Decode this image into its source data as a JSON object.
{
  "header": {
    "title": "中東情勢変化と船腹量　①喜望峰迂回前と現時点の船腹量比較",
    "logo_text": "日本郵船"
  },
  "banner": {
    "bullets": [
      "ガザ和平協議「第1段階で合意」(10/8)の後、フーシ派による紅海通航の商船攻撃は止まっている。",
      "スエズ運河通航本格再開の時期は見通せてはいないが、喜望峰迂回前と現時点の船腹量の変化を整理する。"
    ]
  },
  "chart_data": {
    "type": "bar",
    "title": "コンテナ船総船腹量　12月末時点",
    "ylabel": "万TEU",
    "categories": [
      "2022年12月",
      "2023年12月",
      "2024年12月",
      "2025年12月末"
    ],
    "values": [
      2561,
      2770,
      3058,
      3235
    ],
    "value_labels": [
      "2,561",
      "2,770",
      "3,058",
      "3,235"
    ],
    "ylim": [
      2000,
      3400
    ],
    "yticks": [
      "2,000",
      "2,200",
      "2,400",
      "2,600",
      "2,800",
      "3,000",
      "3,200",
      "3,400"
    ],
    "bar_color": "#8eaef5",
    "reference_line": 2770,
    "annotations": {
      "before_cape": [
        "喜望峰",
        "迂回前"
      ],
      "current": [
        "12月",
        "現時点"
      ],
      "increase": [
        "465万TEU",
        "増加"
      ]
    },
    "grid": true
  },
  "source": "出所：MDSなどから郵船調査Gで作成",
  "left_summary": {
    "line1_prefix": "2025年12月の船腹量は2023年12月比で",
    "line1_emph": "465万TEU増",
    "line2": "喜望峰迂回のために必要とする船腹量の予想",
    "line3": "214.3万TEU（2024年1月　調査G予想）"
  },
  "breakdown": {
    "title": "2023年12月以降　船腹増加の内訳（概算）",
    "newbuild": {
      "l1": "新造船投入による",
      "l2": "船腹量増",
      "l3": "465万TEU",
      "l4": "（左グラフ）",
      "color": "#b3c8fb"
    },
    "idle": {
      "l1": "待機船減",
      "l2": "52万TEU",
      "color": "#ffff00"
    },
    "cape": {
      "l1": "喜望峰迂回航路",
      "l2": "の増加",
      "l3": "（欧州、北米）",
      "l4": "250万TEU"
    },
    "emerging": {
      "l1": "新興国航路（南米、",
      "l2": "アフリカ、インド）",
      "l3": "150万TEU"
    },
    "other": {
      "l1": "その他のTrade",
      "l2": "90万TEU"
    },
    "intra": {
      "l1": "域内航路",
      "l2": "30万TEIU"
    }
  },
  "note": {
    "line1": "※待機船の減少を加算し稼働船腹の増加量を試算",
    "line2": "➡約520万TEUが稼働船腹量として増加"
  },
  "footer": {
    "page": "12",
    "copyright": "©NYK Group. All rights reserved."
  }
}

☆ ☆ ☆ ☆ ☆

- **PROBLEM STATEMENT**
Tally the lines above containing "source". Answer with the count only.

- **EXERCISE RESULT**
2